_Aim_: Nothing but the lines from the one containing "Read out every word on this page." to the end of the data should be returned, exactly as written; pictures are omitted.

(Dataset entries)
———
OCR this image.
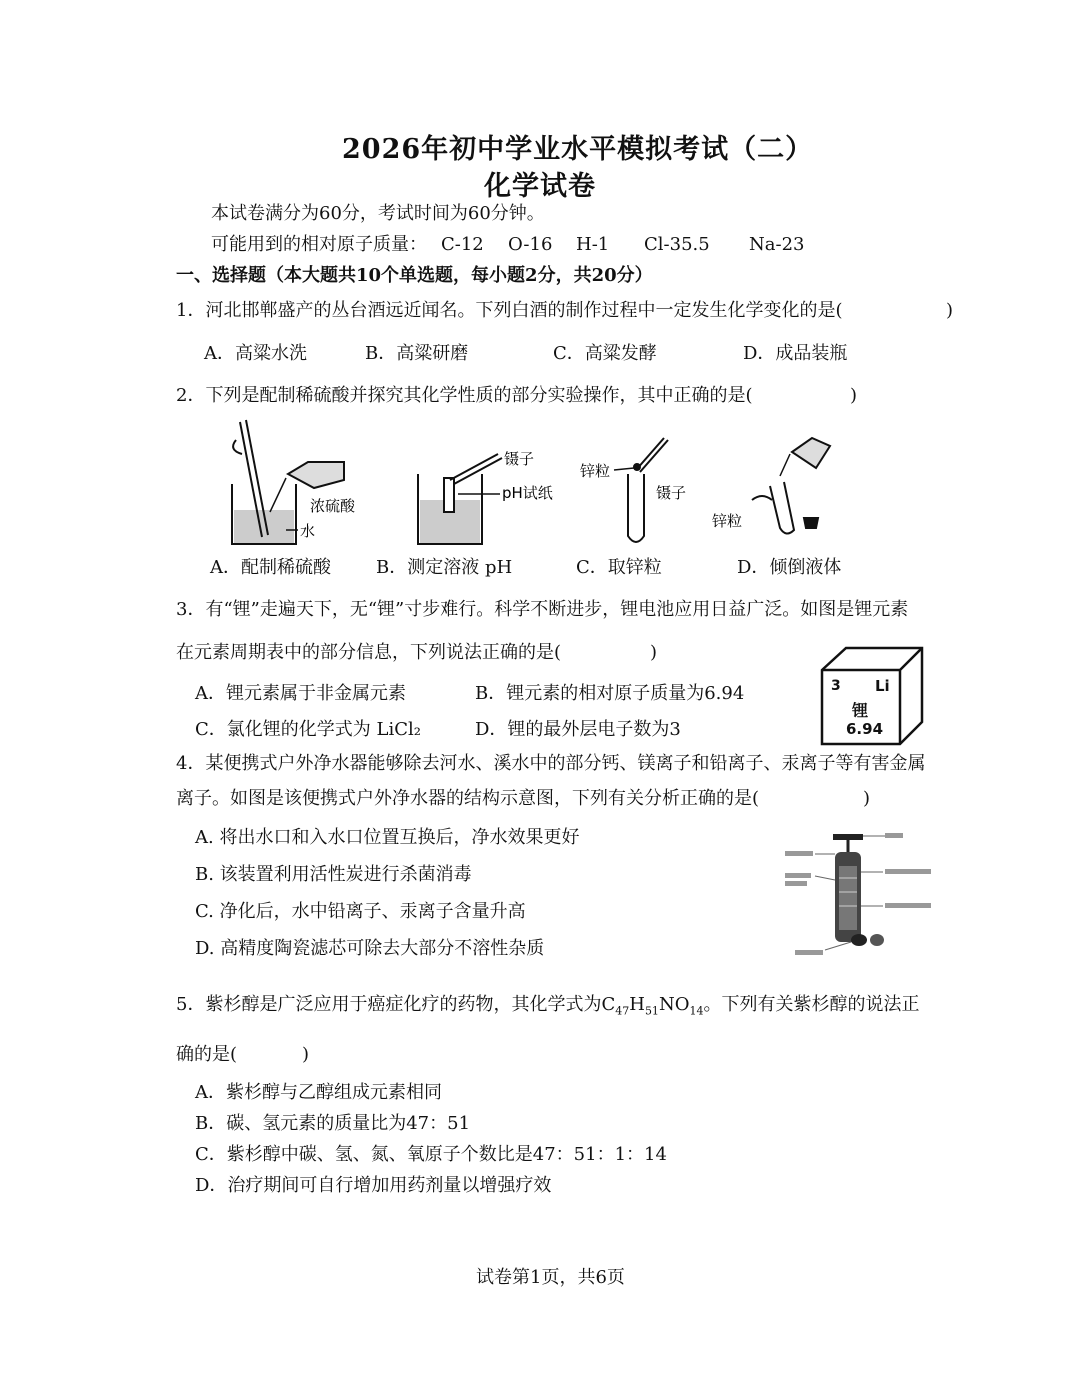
2026年初中学业水平模拟考试（二）
化学试卷
本试卷满分为60分，考试时间为60分钟。
可能用到的相对原子质量： C-12 O-16 H-1 Cl-35.5 Na-23
一、选择题（本大题共10个单选题，每小题2分，共20分）
1．河北邯郸盛产的丛台酒远近闻名。下列白酒的制作过程中一定发生化学变化的是(	)
A．高粱水洗	B．高粱研磨	C．高粱发酵	D．成品装瓶
2．下列是配制稀硫酸并探究其化学性质的部分实验操作，其中正确的是(	)
浓硫酸
水
镊子
pH试纸
锌粒
镊子
锌粒
A．配制稀硫酸	B．测定溶液 pH	C．取锌粒	D．倾倒液体
3．有“锂”走遍天下，无“锂”寸步难行。科学不断进步，锂电池应用日益广泛。如图是锂元素
在元素周期表中的部分信息，下列说法正确的是(	)
A．锂元素属于非金属元素	B．锂元素的相对原子质量为6.94
C．氯化锂的化学式为 LiCl₂	D．锂的最外层电子数为3
3 Li
锂
6.94
4．某便携式户外净水器能够除去河水、溪水中的部分钙、镁离子和铅离子、汞离子等有害金属
离子。如图是该便携式户外净水器的结构示意图，下列有关分析正确的是(	)
A. 将出水口和入水口位置互换后，净水效果更好
B. 该装置利用活性炭进行杀菌消毒
C. 净化后，水中铅离子、汞离子含量升高
D. 高精度陶瓷滤芯可除去大部分不溶性杂质
5．紫杉醇是广泛应用于癌症化疗的药物，其化学式为$C_{47}H_{51}NO_{14}$。下列有关紫杉醇的说法正
确的是(	)
A．紫杉醇与乙醇组成元素相同
B．碳、氢元素的质量比为47：51
C．紫杉醇中碳、氢、氮、氧原子个数比是47：51：1：14
D．治疗期间可自行增加用药剂量以增强疗效
试卷第1页，共6页
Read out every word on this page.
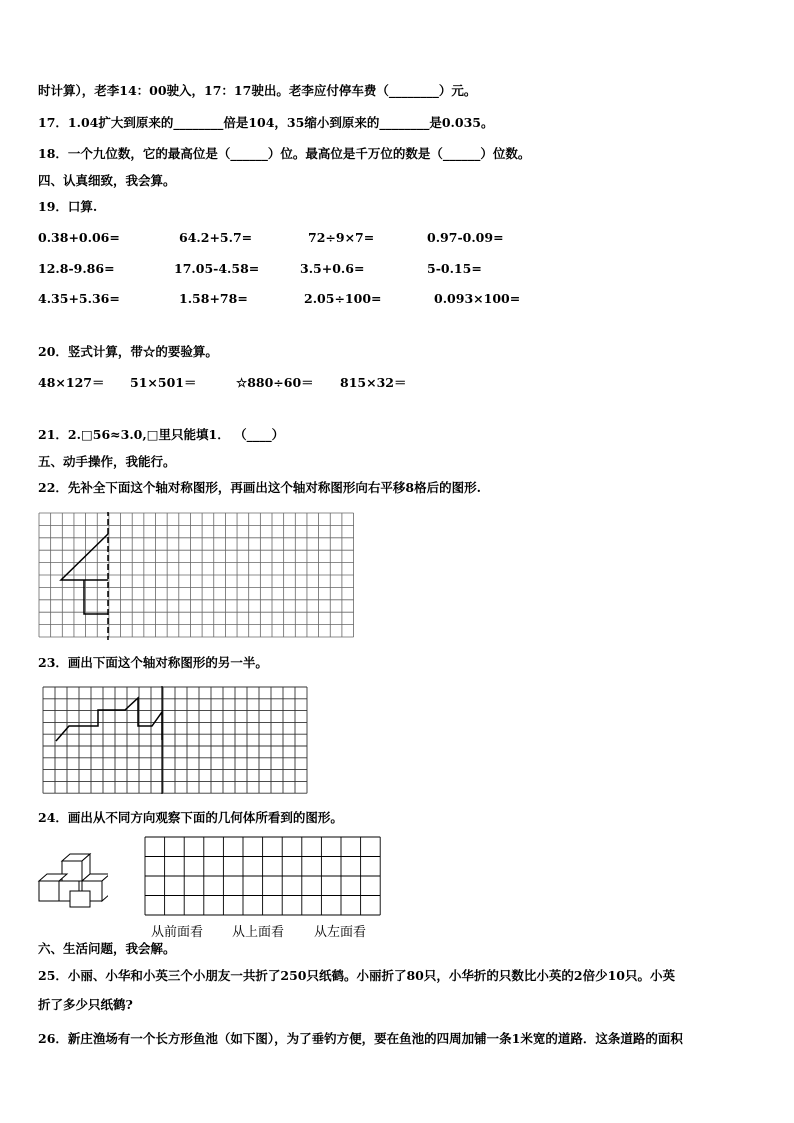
时计算），老李14：00驶入，17：17驶出。老李应付停车费（________）元。
17．1.04扩大到原来的________倍是104，35缩小到原来的________是0.035。
18．一个九位数，它的最高位是（______）位。最高位是千万位的数是（______）位数。
四、认真细致，我会算。
19．口算.
0.38+0.06=	64.2+5.7=	72÷9×7=	0.97-0.09=
12.8-9.86=	17.05-4.58=	3.5+0.6=	5-0.15=
4.35+5.36=	1.58+78=	2.05÷100=	0.093×100=
20．竖式计算，带☆的要验算。
48×127＝ 51×501＝	☆880÷60＝ 815×32＝
21．2.□56≈3.0,□里只能填1． （____）
五、动手操作，我能行。
22．先补全下面这个轴对称图形，再画出这个轴对称图形向右平移8格后的图形.
23．画出下面这个轴对称图形的另一半。
24．画出从不同方向观察下面的几何体所看到的图形。
从前面看 从上面看 从左面看
六、生活问题，我会解。
25．小丽、小华和小英三个小朋友一共折了250只纸鹤。小丽折了80只，小华折的只数比小英的2倍少10只。小英
折了多少只纸鹤?
26．新庄渔场有一个长方形鱼池（如下图），为了垂钓方便，要在鱼池的四周加铺一条1米宽的道路．这条道路的面积
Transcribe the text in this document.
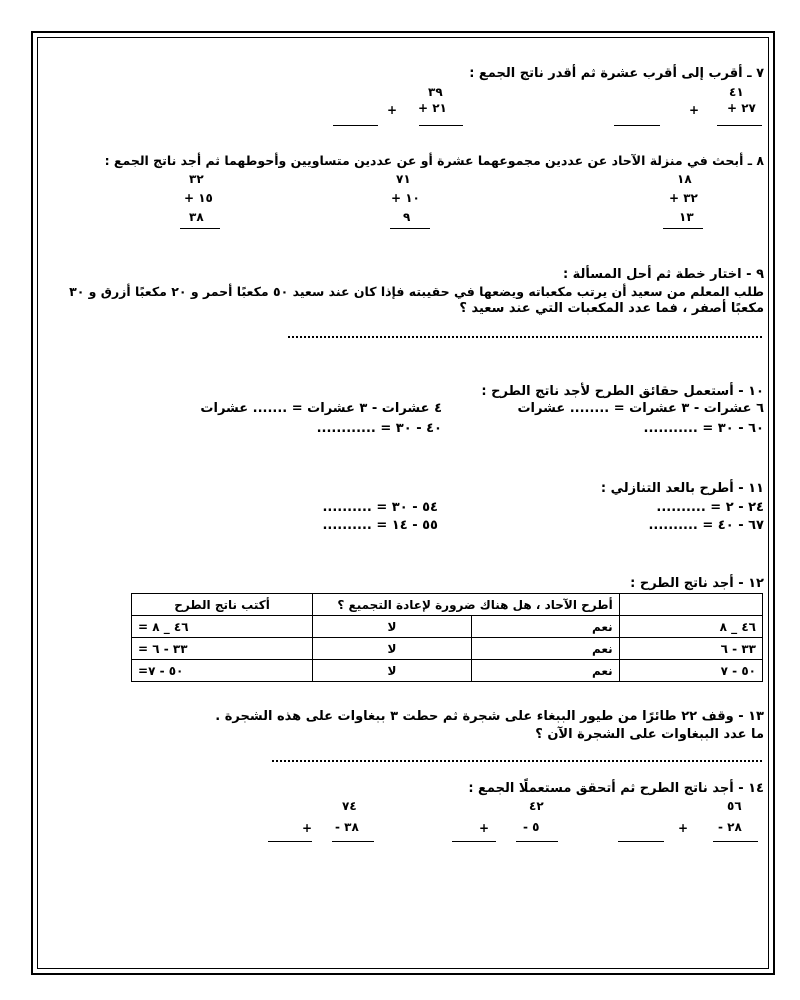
٧ ـ أقرب إلى أقرب عشرة ثم أقدر ناتج الجمع :
٤١
٢٧ +
+
٣٩
٢١ +
+
٨ ـ أبحث في منزلة الآحاد عن عددين مجموعهما عشرة أو عن عددين متساويين وأحوطهما ثم أجد ناتج الجمع :
١٨
٣٢ +
١٣
٧١
١٠ +
٩
٣٢
١٥ +
٣٨
٩ - اختار خطة ثم أحل المسألة :
طلب المعلم من سعيد أن يرتب مكعباته ويضعها في حقيبته فإذا كان عند سعيد ٥٠ مكعبًا أحمر و ٢٠ مكعبًا أزرق و ٣٠
مكعبًا أصفر ، فما عدد المكعبات التي عند سعيد ؟
١٠ - أستعمل حقائق الطرح لأجد ناتج الطرح :
٦ عشرات - ٣ عشرات = ........ عشرات
٤ عشرات - ٣ عشرات = ....... عشرات
٦٠ - ٣٠ = ...........
٤٠ - ٣٠ = ............
١١ - أطرح بالعد التنازلي :
٢٤ - ٢ = ..........
٦٧ - ٤٠ = ..........
٥٤ - ٣٠ = ..........
٥٥ - ١٤ = ..........
١٢ - أجد ناتج الطرح :
	أطرح الآحاد ، هل هناك ضرورة لإعادة التجميع ؟		أكتب ناتج الطرح
٤٦ _ ٨	نعم	لا	٤٦ _ ٨ =
٣٣ - ٦	نعم	لا	٣٣ - ٦ =
٥٠ - ٧	نعم	لا	٥٠ - ٧=
١٣ - وقف ٢٢ طائرًا من طيور الببغاء على شجرة ثم حطت ٣ ببغاوات على هذه الشجرة .
ما عدد الببغاوات على الشجرة الآن ؟
١٤ - أجد ناتج الطرح ثم أتحقق مستعملًا الجمع :
٥٦
٢٨ -
+
٤٢
٥ -
+
٧٤
٣٨ -
+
———
_Response to the task_:
Read out every word on this page.
时计算），老李14：00驶入，17：17驶出。老李应付停车费（________）元。
17．1.04扩大到原来的________倍是104，35缩小到原来的________是0.035。
18．一个九位数，它的最高位是（______）位。最高位是千万位的数是（______）位数。
四、认真细致，我会算。
19．口算.
0.38+0.06=	64.2+5.7=	72÷9×7=	0.97-0.09=
12.8-9.86=	17.05-4.58=	3.5+0.6=	5-0.15=
4.35+5.36=	1.58+78=	2.05÷100=	0.093×100=
20．竖式计算，带☆的要验算。
48×127＝ 51×501＝	☆880÷60＝ 815×32＝
21．2.□56≈3.0,□里只能填1． （____）
五、动手操作，我能行。
22．先补全下面这个轴对称图形，再画出这个轴对称图形向右平移8格后的图形.
23．画出下面这个轴对称图形的另一半。
24．画出从不同方向观察下面的几何体所看到的图形。
从前面看 从上面看 从左面看
六、生活问题，我会解。
25．小丽、小华和小英三个小朋友一共折了250只纸鹤。小丽折了80只，小华折的只数比小英的2倍少10只。小英
折了多少只纸鹤?
26．新庄渔场有一个长方形鱼池（如下图），为了垂钓方便，要在鱼池的四周加铺一条1米宽的道路．这条道路的面积
Transcribe the text in this document.
٧ ـ أقرب إلى أقرب عشرة ثم أقدر ناتج الجمع :
٤١
٢٧ +
+
٣٩
٢١ +
+
٨ ـ أبحث في منزلة الآحاد عن عددين مجموعهما عشرة أو عن عددين متساويين وأحوطهما ثم أجد ناتج الجمع :
١٨
٣٢ +
١٣
٧١
١٠ +
٩
٣٢
١٥ +
٣٨
٩ - اختار خطة ثم أحل المسألة :
طلب المعلم من سعيد أن يرتب مكعباته ويضعها في حقيبته فإذا كان عند سعيد ٥٠ مكعبًا أحمر و ٢٠ مكعبًا أزرق و ٣٠
مكعبًا أصفر ، فما عدد المكعبات التي عند سعيد ؟
١٠ - أستعمل حقائق الطرح لأجد ناتج الطرح :
٦ عشرات - ٣ عشرات = ........ عشرات
٤ عشرات - ٣ عشرات = ....... عشرات
٦٠ - ٣٠ = ...........
٤٠ - ٣٠ = ............
١١ - أطرح بالعد التنازلي :
٢٤ - ٢ = ..........
٦٧ - ٤٠ = ..........
٥٤ - ٣٠ = ..........
٥٥ - ١٤ = ..........
١٢ - أجد ناتج الطرح :
	أطرح الآحاد ، هل هناك ضرورة لإعادة التجميع ؟		أكتب ناتج الطرح
٤٦ _ ٨	نعم	لا	٤٦ _ ٨ =
٣٣ - ٦	نعم	لا	٣٣ - ٦ =
٥٠ - ٧	نعم	لا	٥٠ - ٧=
١٣ - وقف ٢٢ طائرًا من طيور الببغاء على شجرة ثم حطت ٣ ببغاوات على هذه الشجرة .
ما عدد الببغاوات على الشجرة الآن ؟
١٤ - أجد ناتج الطرح ثم أتحقق مستعملًا الجمع :
٥٦
٢٨ -
+
٤٢
٥ -
+
٧٤
٣٨ -
+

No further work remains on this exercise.